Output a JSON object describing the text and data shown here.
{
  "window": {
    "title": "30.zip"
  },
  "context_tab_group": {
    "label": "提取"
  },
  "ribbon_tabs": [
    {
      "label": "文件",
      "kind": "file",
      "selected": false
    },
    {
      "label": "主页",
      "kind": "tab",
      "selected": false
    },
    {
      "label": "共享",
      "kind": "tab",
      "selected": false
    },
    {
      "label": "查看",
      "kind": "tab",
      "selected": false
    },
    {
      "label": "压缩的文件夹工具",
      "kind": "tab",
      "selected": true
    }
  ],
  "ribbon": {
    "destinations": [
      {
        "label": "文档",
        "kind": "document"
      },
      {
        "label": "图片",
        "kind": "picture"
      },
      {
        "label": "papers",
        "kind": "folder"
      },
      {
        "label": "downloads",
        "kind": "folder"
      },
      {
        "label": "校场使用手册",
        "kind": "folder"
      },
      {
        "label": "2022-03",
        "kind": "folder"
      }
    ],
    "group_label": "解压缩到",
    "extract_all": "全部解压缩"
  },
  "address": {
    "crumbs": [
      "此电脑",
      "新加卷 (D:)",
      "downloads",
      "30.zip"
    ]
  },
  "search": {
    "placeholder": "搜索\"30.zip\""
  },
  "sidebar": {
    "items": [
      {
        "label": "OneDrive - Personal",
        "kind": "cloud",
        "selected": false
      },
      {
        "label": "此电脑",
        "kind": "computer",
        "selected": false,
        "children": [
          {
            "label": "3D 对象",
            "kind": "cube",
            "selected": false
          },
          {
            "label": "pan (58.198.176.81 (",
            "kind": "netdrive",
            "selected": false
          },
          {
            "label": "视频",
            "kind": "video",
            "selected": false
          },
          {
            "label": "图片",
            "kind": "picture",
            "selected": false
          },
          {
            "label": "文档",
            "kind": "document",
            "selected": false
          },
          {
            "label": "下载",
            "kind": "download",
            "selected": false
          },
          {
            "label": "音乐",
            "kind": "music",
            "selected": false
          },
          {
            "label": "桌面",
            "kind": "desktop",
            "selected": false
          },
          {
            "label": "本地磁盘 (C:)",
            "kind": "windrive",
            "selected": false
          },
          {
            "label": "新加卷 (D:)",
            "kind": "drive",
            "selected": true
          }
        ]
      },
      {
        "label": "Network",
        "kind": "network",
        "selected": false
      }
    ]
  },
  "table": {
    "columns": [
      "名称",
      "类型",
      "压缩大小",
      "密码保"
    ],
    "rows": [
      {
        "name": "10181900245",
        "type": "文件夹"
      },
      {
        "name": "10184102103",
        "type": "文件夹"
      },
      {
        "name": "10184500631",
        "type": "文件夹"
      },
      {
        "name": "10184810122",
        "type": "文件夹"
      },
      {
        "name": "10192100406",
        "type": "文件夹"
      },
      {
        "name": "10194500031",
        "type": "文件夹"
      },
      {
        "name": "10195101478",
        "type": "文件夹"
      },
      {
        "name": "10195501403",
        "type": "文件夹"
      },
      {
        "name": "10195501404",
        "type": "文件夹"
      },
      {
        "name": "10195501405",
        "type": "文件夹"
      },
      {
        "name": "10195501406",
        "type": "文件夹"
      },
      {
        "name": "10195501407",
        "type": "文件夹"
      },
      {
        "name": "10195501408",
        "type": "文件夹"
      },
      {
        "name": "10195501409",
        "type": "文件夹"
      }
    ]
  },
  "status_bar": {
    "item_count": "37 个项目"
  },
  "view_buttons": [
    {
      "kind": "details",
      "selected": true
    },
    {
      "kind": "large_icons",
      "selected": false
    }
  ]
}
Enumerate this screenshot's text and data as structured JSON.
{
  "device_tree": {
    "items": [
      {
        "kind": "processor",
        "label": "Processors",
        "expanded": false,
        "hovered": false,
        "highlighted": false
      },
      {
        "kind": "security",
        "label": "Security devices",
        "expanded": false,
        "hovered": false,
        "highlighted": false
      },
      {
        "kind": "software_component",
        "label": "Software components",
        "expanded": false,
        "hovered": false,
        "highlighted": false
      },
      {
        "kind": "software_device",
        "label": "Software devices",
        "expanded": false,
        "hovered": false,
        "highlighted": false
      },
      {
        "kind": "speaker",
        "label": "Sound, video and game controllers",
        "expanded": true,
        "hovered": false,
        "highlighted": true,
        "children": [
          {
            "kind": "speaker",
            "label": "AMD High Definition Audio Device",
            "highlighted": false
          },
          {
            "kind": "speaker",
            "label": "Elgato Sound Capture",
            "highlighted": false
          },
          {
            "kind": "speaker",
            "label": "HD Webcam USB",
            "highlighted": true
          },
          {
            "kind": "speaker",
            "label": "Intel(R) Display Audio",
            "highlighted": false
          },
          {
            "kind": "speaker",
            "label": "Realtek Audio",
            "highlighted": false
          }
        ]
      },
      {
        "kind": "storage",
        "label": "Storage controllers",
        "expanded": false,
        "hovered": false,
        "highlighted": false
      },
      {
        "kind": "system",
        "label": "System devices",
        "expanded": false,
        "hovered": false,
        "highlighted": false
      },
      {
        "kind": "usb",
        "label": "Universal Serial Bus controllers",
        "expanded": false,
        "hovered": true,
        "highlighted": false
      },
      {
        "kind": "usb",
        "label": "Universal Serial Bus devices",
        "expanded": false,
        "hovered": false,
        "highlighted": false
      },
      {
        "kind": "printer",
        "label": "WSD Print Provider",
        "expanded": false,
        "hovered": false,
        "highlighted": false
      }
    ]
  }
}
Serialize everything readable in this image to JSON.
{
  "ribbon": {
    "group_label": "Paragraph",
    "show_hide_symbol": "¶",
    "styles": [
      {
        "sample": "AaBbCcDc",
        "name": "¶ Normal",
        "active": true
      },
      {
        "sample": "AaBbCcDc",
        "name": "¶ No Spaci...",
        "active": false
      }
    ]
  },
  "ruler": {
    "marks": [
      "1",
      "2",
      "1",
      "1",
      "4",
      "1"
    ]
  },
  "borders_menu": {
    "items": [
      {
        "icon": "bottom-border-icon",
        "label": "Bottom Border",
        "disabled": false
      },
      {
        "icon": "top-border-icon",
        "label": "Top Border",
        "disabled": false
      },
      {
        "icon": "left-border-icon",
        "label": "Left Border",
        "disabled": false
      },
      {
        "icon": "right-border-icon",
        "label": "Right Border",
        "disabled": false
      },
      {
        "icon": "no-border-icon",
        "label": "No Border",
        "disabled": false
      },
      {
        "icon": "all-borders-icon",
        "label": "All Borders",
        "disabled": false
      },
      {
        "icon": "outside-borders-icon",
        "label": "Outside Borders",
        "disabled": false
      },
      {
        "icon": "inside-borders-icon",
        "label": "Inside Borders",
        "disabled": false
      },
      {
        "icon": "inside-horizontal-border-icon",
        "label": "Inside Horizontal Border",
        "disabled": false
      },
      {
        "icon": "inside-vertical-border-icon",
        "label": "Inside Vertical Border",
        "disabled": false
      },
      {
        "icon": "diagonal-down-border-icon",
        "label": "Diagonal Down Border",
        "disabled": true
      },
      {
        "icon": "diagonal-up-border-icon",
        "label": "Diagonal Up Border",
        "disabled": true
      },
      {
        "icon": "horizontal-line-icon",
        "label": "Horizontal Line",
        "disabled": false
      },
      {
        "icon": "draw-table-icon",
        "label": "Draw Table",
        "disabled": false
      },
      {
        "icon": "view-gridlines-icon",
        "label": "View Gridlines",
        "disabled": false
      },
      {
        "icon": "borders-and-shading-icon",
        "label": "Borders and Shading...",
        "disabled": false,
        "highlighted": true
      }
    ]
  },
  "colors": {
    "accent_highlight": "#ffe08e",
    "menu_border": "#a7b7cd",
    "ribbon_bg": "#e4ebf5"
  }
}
- - -
_EXERCISE OBJECTIVE_
Recite the full listing above exactly.

_EXERCISE ANSWER_
Output a JSON object describing the text and data shown here.
{
  "window": {
    "title": "30.zip"
  },
  "context_tab_group": {
    "label": "提取"
  },
  "ribbon_tabs": [
    {
      "label": "文件",
      "kind": "file",
      "selected": false
    },
    {
      "label": "主页",
      "kind": "tab",
      "selected": false
    },
    {
      "label": "共享",
      "kind": "tab",
      "selected": false
    },
    {
      "label": "查看",
      "kind": "tab",
      "selected": false
    },
    {
      "label": "压缩的文件夹工具",
      "kind": "tab",
      "selected": true
    }
  ],
  "ribbon": {
    "destinations": [
      {
        "label": "文档",
        "kind": "document"
      },
      {
        "label": "图片",
        "kind": "picture"
      },
      {
        "label": "papers",
        "kind": "folder"
      },
      {
        "label": "downloads",
        "kind": "folder"
      },
      {
        "label": "校场使用手册",
        "kind": "folder"
      },
      {
        "label": "2022-03",
        "kind": "folder"
      }
    ],
    "group_label": "解压缩到",
    "extract_all": "全部解压缩"
  },
  "address": {
    "crumbs": [
      "此电脑",
      "新加卷 (D:)",
      "downloads",
      "30.zip"
    ]
  },
  "search": {
    "placeholder": "搜索\"30.zip\""
  },
  "sidebar": {
    "items": [
      {
        "label": "OneDrive - Personal",
        "kind": "cloud",
        "selected": false
      },
      {
        "label": "此电脑",
        "kind": "computer",
        "selected": false,
        "children": [
          {
            "label": "3D 对象",
            "kind": "cube",
            "selected": false
          },
          {
            "label": "pan (58.198.176.81 (",
            "kind": "netdrive",
            "selected": false
          },
          {
            "label": "视频",
            "kind": "video",
            "selected": false
          },
          {
            "label": "图片",
            "kind": "picture",
            "selected": false
          },
          {
            "label": "文档",
            "kind": "document",
            "selected": false
          },
          {
            "label": "下载",
            "kind": "download",
            "selected": false
          },
          {
            "label": "音乐",
            "kind": "music",
            "selected": false
          },
          {
            "label": "桌面",
            "kind": "desktop",
            "selected": false
          },
          {
            "label": "本地磁盘 (C:)",
            "kind": "windrive",
            "selected": false
          },
          {
            "label": "新加卷 (D:)",
            "kind": "drive",
            "selected": true
          }
        ]
      },
      {
        "label": "Network",
        "kind": "network",
        "selected": false
      }
    ]
  },
  "table": {
    "columns": [
      "名称",
      "类型",
      "压缩大小",
      "密码保"
    ],
    "rows": [
      {
        "name": "10181900245",
        "type": "文件夹"
      },
      {
        "name": "10184102103",
        "type": "文件夹"
      },
      {
        "name": "10184500631",
        "type": "文件夹"
      },
      {
        "name": "10184810122",
        "type": "文件夹"
      },
      {
        "name": "10192100406",
        "type": "文件夹"
      },
      {
        "name": "10194500031",
        "type": "文件夹"
      },
      {
        "name": "10195101478",
        "type": "文件夹"
      },
      {
        "name": "10195501403",
        "type": "文件夹"
      },
      {
        "name": "10195501404",
        "type": "文件夹"
      },
      {
        "name": "10195501405",
        "type": "文件夹"
      },
      {
        "name": "10195501406",
        "type": "文件夹"
      },
      {
        "name": "10195501407",
        "type": "文件夹"
      },
      {
        "name": "10195501408",
        "type": "文件夹"
      },
      {
        "name": "10195501409",
        "type": "文件夹"
      }
    ]
  },
  "status_bar": {
    "item_count": "37 个项目"
  },
  "view_buttons": [
    {
      "kind": "details",
      "selected": true
    },
    {
      "kind": "large_icons",
      "selected": false
    }
  ]
}
Enumerate this screenshot's text and data as structured JSON.
{
  "device_tree": {
    "items": [
      {
        "kind": "processor",
        "label": "Processors",
        "expanded": false,
        "hovered": false,
        "highlighted": false
      },
      {
        "kind": "security",
        "label": "Security devices",
        "expanded": false,
        "hovered": false,
        "highlighted": false
      },
      {
        "kind": "software_component",
        "label": "Software components",
        "expanded": false,
        "hovered": false,
        "highlighted": false
      },
      {
        "kind": "software_device",
        "label": "Software devices",
        "expanded": false,
        "hovered": false,
        "highlighted": false
      },
      {
        "kind": "speaker",
        "label": "Sound, video and game controllers",
        "expanded": true,
        "hovered": false,
        "highlighted": true,
        "children": [
          {
            "kind": "speaker",
            "label": "AMD High Definition Audio Device",
            "highlighted": false
          },
          {
            "kind": "speaker",
            "label": "Elgato Sound Capture",
            "highlighted": false
          },
          {
            "kind": "speaker",
            "label": "HD Webcam USB",
            "highlighted": true
          },
          {
            "kind": "speaker",
            "label": "Intel(R) Display Audio",
            "highlighted": false
          },
          {
            "kind": "speaker",
            "label": "Realtek Audio",
            "highlighted": false
          }
        ]
      },
      {
        "kind": "storage",
        "label": "Storage controllers",
        "expanded": false,
        "hovered": false,
        "highlighted": false
      },
      {
        "kind": "system",
        "label": "System devices",
        "expanded": false,
        "hovered": false,
        "highlighted": false
      },
      {
        "kind": "usb",
        "label": "Universal Serial Bus controllers",
        "expanded": false,
        "hovered": true,
        "highlighted": false
      },
      {
        "kind": "usb",
        "label": "Universal Serial Bus devices",
        "expanded": false,
        "hovered": false,
        "highlighted": false
      },
      {
        "kind": "printer",
        "label": "WSD Print Provider",
        "expanded": false,
        "hovered": false,
        "highlighted": false
      }
    ]
  }
}
Serialize everything readable in this image to JSON.
{
  "ribbon": {
    "group_label": "Paragraph",
    "show_hide_symbol": "¶",
    "styles": [
      {
        "sample": "AaBbCcDc",
        "name": "¶ Normal",
        "active": true
      },
      {
        "sample": "AaBbCcDc",
        "name": "¶ No Spaci...",
        "active": false
      }
    ]
  },
  "ruler": {
    "marks": [
      "1",
      "2",
      "1",
      "1",
      "4",
      "1"
    ]
  },
  "borders_menu": {
    "items": [
      {
        "icon": "bottom-border-icon",
        "label": "Bottom Border",
        "disabled": false
      },
      {
        "icon": "top-border-icon",
        "label": "Top Border",
        "disabled": false
      },
      {
        "icon": "left-border-icon",
        "label": "Left Border",
        "disabled": false
      },
      {
        "icon": "right-border-icon",
        "label": "Right Border",
        "disabled": false
      },
      {
        "icon": "no-border-icon",
        "label": "No Border",
        "disabled": false
      },
      {
        "icon": "all-borders-icon",
        "label": "All Borders",
        "disabled": false
      },
      {
        "icon": "outside-borders-icon",
        "label": "Outside Borders",
        "disabled": false
      },
      {
        "icon": "inside-borders-icon",
        "label": "Inside Borders",
        "disabled": false
      },
      {
        "icon": "inside-horizontal-border-icon",
        "label": "Inside Horizontal Border",
        "disabled": false
      },
      {
        "icon": "inside-vertical-border-icon",
        "label": "Inside Vertical Border",
        "disabled": false
      },
      {
        "icon": "diagonal-down-border-icon",
        "label": "Diagonal Down Border",
        "disabled": true
      },
      {
        "icon": "diagonal-up-border-icon",
        "label": "Diagonal Up Border",
        "disabled": true
      },
      {
        "icon": "horizontal-line-icon",
        "label": "Horizontal Line",
        "disabled": false
      },
      {
        "icon": "draw-table-icon",
        "label": "Draw Table",
        "disabled": false
      },
      {
        "icon": "view-gridlines-icon",
        "label": "View Gridlines",
        "disabled": false
      },
      {
        "icon": "borders-and-shading-icon",
        "label": "Borders and Shading...",
        "disabled": false,
        "highlighted": true
      }
    ]
  },
  "colors": {
    "accent_highlight": "#ffe08e",
    "menu_border": "#a7b7cd",
    "ribbon_bg": "#e4ebf5"
  }
}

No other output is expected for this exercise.